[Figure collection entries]
┄┄┄┄┄┄┄┄┄┄
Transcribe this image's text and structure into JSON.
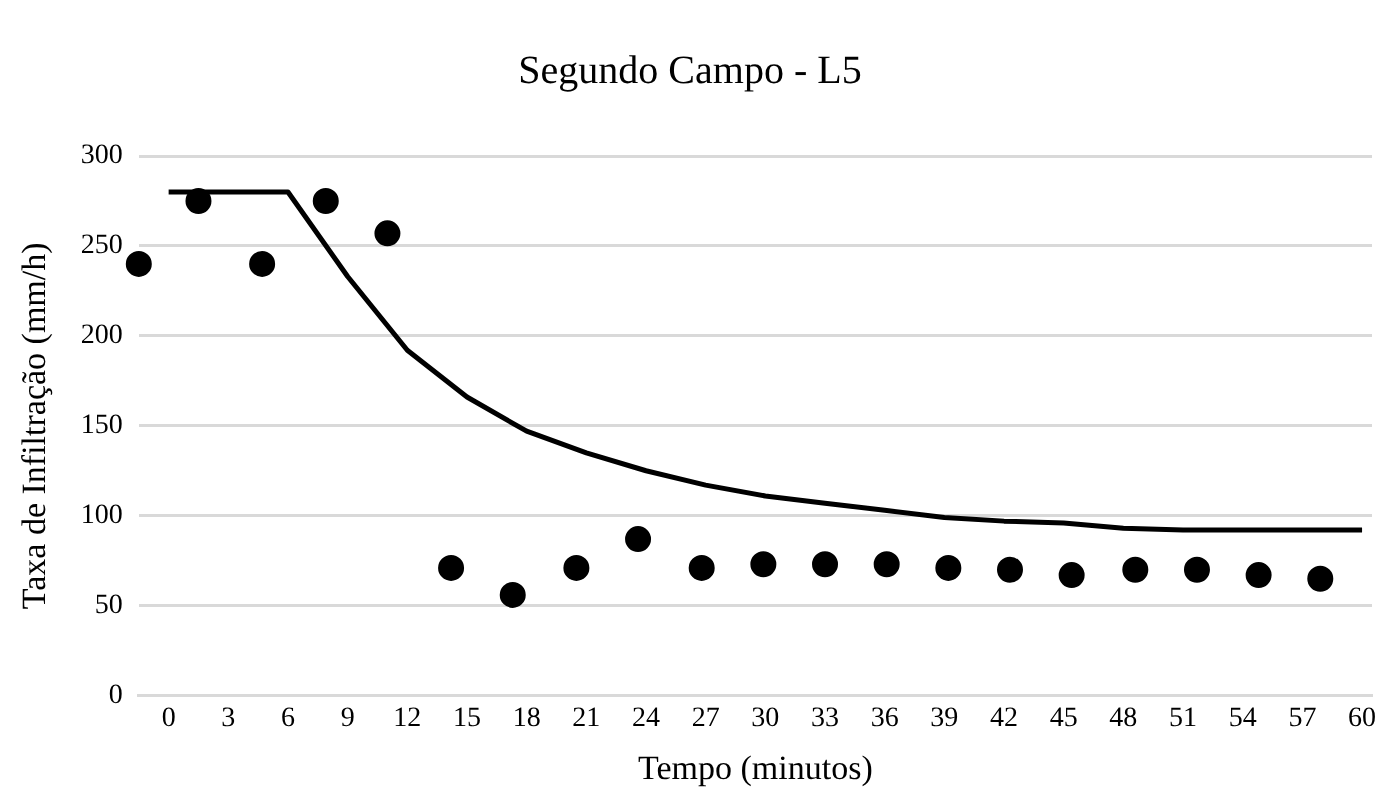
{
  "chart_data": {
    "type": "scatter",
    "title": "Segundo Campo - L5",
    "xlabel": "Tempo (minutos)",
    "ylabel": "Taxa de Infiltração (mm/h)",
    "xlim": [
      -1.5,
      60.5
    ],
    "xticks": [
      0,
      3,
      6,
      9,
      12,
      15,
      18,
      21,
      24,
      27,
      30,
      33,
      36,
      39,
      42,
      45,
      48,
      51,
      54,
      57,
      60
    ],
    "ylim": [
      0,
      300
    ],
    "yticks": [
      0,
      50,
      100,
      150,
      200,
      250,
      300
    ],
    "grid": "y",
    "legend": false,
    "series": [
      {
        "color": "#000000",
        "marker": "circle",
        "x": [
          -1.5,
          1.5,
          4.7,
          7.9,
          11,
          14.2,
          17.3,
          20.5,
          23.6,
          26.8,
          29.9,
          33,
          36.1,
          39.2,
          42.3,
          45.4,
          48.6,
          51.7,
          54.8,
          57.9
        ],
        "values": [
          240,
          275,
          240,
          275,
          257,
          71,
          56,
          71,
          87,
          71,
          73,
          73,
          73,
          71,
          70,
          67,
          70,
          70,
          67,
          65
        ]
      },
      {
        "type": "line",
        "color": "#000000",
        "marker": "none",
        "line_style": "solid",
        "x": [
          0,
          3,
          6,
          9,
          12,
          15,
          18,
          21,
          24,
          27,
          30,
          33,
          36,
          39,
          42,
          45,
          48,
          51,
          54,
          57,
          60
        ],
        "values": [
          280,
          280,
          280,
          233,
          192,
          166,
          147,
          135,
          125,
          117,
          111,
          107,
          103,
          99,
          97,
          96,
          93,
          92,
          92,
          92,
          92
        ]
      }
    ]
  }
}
┄┄┄┄┄┄┄┄┄┄
What is asked
Leave the pictures out and reproduce all of the records exactly.

Result below
Transcribe this image's text and structure into JSON.
{
  "chart_data": {
    "type": "scatter",
    "title": "Segundo Campo - L5",
    "xlabel": "Tempo (minutos)",
    "ylabel": "Taxa de Infiltração (mm/h)",
    "xlim": [
      -1.5,
      60.5
    ],
    "xticks": [
      0,
      3,
      6,
      9,
      12,
      15,
      18,
      21,
      24,
      27,
      30,
      33,
      36,
      39,
      42,
      45,
      48,
      51,
      54,
      57,
      60
    ],
    "ylim": [
      0,
      300
    ],
    "yticks": [
      0,
      50,
      100,
      150,
      200,
      250,
      300
    ],
    "grid": "y",
    "legend": false,
    "series": [
      {
        "color": "#000000",
        "marker": "circle",
        "x": [
          -1.5,
          1.5,
          4.7,
          7.9,
          11,
          14.2,
          17.3,
          20.5,
          23.6,
          26.8,
          29.9,
          33,
          36.1,
          39.2,
          42.3,
          45.4,
          48.6,
          51.7,
          54.8,
          57.9
        ],
        "values": [
          240,
          275,
          240,
          275,
          257,
          71,
          56,
          71,
          87,
          71,
          73,
          73,
          73,
          71,
          70,
          67,
          70,
          70,
          67,
          65
        ]
      },
      {
        "type": "line",
        "color": "#000000",
        "marker": "none",
        "line_style": "solid",
        "x": [
          0,
          3,
          6,
          9,
          12,
          15,
          18,
          21,
          24,
          27,
          30,
          33,
          36,
          39,
          42,
          45,
          48,
          51,
          54,
          57,
          60
        ],
        "values": [
          280,
          280,
          280,
          233,
          192,
          166,
          147,
          135,
          125,
          117,
          111,
          107,
          103,
          99,
          97,
          96,
          93,
          92,
          92,
          92,
          92
        ]
      }
    ]
  }
}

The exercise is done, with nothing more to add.